>>>>>
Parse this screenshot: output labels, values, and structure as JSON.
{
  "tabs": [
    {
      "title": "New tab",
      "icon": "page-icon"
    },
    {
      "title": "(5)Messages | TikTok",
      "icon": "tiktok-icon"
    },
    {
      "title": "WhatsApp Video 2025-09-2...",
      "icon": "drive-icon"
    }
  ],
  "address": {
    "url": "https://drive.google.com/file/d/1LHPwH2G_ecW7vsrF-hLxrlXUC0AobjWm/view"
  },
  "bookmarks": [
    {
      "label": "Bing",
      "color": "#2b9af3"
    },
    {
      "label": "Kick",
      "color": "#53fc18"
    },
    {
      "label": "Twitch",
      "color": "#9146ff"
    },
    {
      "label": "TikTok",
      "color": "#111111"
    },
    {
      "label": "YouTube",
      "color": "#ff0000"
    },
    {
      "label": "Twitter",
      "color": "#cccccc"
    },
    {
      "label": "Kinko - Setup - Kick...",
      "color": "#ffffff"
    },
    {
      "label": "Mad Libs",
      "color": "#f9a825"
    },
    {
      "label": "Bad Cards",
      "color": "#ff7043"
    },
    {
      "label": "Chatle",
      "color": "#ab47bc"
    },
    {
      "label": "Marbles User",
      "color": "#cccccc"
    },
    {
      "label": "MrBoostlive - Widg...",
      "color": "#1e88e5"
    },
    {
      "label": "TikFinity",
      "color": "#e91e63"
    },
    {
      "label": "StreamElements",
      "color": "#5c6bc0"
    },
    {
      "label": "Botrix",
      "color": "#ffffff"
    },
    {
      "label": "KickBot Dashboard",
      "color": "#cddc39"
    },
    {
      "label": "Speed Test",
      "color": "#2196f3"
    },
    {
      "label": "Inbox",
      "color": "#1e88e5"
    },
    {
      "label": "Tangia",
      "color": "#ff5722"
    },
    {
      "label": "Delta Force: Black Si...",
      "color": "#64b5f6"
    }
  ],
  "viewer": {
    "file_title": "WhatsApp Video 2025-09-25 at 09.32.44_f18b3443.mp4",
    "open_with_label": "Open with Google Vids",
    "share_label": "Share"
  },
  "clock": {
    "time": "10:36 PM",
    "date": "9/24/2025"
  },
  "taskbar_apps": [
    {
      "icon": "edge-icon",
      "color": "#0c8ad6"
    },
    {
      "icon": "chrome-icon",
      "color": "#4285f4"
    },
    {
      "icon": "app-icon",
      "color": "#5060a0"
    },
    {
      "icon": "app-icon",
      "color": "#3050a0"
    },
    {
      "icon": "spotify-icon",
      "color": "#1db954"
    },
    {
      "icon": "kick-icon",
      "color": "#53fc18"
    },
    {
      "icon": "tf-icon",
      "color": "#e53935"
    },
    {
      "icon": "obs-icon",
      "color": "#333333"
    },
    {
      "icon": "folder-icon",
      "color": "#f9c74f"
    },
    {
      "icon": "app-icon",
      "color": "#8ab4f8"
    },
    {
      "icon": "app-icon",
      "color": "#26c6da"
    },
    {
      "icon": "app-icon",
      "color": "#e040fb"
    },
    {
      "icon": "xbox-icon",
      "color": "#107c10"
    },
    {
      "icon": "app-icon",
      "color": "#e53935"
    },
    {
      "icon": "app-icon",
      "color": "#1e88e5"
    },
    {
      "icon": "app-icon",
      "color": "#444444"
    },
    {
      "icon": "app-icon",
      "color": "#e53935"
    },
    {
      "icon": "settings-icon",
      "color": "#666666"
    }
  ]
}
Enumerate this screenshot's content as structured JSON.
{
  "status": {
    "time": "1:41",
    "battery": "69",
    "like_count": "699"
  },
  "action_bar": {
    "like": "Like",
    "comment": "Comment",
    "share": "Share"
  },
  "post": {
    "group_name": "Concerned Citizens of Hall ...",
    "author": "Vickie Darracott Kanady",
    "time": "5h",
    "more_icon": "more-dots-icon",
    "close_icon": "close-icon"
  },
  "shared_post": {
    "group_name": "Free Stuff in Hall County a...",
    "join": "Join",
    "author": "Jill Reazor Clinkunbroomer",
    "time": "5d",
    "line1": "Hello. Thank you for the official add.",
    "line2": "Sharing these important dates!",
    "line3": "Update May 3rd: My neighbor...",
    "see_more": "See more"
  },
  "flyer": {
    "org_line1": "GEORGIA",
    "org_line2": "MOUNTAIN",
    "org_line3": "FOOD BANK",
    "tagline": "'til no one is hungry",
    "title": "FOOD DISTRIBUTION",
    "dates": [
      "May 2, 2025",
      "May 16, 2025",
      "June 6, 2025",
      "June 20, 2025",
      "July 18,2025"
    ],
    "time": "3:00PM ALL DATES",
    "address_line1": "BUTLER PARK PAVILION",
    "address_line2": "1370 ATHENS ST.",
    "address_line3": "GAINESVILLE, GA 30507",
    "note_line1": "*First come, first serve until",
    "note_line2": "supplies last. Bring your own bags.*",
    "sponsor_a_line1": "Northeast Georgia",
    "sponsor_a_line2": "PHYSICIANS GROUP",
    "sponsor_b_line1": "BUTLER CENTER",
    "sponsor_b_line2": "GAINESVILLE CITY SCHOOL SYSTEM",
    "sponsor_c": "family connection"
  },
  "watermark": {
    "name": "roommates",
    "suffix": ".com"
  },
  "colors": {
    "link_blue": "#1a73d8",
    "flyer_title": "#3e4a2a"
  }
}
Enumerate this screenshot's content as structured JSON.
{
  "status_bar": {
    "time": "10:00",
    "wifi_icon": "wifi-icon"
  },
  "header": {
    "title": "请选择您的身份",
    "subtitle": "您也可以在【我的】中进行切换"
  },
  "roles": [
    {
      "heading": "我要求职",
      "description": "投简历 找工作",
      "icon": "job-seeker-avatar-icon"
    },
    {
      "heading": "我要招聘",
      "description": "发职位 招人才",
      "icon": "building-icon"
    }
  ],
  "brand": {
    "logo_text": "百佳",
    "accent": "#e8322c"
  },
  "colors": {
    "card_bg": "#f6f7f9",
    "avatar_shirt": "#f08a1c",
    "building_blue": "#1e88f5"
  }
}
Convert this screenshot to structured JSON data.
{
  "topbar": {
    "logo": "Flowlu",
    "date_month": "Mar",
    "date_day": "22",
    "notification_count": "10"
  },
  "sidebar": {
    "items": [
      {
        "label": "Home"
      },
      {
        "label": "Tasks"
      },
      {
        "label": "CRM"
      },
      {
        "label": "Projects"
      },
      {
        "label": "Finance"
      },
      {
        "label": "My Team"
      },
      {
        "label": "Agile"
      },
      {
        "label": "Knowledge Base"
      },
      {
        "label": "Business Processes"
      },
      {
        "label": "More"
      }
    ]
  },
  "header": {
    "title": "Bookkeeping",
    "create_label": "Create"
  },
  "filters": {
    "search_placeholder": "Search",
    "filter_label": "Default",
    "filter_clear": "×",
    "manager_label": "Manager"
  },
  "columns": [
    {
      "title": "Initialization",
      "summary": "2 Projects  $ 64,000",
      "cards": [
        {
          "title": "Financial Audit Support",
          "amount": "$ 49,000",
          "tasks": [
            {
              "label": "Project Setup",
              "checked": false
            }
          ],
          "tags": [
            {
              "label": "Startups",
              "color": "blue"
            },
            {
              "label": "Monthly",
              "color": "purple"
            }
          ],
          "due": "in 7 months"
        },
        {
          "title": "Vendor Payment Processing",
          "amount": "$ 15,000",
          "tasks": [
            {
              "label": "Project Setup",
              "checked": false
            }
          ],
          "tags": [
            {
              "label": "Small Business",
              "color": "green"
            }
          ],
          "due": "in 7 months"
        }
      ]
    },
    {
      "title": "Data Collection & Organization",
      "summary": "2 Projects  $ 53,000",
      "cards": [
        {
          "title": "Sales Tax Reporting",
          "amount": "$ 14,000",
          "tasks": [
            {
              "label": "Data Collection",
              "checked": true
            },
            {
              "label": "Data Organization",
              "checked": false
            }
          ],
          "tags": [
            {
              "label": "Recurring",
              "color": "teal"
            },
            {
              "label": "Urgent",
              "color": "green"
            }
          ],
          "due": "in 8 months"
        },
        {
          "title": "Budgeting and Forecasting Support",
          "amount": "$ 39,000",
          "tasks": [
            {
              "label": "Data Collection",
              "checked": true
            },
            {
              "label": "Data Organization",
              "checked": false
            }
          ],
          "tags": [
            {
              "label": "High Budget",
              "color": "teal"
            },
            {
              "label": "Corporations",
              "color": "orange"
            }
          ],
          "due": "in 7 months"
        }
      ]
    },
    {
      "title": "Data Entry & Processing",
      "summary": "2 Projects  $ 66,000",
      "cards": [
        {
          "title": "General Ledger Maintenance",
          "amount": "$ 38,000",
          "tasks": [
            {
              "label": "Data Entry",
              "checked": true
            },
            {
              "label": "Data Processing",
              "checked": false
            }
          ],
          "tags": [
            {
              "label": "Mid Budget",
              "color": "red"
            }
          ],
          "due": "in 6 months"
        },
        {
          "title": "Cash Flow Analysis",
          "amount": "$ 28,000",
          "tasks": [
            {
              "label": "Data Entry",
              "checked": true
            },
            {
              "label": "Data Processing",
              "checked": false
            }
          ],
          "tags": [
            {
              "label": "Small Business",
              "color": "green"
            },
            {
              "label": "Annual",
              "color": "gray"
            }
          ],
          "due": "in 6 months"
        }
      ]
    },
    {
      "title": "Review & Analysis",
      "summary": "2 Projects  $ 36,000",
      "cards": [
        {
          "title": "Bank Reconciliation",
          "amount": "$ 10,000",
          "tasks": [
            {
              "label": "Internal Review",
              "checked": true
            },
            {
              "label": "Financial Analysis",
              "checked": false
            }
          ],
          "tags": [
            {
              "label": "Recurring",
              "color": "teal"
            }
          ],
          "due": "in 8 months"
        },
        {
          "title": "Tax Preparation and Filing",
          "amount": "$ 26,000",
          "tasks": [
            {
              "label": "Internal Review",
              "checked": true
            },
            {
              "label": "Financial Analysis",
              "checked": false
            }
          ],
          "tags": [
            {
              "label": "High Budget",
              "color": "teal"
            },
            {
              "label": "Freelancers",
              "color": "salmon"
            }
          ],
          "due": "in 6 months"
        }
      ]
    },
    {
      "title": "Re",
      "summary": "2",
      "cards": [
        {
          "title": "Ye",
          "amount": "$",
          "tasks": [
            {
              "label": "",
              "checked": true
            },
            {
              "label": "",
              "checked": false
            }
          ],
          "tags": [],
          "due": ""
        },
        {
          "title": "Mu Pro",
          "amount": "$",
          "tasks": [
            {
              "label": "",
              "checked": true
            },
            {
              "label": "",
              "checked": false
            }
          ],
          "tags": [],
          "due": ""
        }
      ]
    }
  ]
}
<<<<<
### The problem:
All lines above with "Analysis" in them should be returned.

### Final answer:
          "title": "Cash Flow Analysis",
      "title": "Review & Analysis",
              "label": "Financial Analysis",
              "label": "Financial Analysis",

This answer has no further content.